#### WRITTEN INSTRUCTION
Wherever the string "this" appears, copy the whole line.

(Source data)

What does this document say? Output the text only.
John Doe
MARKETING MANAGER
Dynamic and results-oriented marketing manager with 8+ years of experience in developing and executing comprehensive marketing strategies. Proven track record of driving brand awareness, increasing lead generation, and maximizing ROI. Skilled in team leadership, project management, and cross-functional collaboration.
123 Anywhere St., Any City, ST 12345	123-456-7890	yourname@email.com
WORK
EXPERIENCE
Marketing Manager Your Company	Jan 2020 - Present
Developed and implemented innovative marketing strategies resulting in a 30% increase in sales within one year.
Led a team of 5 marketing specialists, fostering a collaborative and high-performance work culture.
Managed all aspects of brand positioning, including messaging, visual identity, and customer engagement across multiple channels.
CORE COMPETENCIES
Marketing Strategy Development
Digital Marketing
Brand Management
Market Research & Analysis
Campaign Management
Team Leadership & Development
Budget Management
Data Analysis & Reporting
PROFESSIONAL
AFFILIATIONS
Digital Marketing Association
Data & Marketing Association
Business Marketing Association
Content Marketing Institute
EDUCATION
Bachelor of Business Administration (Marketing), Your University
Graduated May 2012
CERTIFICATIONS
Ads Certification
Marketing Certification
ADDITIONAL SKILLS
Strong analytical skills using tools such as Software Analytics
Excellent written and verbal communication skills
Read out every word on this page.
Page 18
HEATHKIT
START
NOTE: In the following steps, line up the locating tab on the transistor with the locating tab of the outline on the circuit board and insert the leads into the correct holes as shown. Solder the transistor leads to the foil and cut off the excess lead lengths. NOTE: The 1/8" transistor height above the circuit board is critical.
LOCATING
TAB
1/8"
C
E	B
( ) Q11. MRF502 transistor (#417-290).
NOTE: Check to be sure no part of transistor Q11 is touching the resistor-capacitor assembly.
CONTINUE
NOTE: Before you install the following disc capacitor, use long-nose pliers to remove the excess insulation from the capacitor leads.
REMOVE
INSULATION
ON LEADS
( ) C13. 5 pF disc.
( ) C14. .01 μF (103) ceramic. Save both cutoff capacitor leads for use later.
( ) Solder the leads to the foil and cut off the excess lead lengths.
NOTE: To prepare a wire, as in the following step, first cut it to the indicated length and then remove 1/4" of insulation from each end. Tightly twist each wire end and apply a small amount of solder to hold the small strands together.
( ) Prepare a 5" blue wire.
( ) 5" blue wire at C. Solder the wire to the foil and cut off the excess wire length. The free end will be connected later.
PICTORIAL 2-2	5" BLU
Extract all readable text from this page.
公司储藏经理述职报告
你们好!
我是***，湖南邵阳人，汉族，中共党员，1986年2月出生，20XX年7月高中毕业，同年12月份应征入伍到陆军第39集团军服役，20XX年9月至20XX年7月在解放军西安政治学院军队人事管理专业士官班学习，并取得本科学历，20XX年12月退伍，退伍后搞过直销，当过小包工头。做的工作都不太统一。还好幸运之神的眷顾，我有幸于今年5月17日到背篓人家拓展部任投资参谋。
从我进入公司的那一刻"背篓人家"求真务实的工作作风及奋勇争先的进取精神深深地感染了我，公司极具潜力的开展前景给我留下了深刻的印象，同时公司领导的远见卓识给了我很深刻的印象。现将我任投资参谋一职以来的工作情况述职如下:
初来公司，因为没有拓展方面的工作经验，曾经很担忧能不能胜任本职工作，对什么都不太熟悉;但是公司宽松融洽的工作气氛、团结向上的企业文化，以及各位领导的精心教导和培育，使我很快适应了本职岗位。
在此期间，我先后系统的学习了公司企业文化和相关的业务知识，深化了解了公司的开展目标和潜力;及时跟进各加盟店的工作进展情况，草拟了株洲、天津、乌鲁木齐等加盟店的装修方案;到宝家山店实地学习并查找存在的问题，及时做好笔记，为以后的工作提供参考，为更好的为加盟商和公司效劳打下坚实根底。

#### PROBLEM SOLUTION
What does this document say? Output the text only.
Read out every word on this page.
Extract all readable text from this page.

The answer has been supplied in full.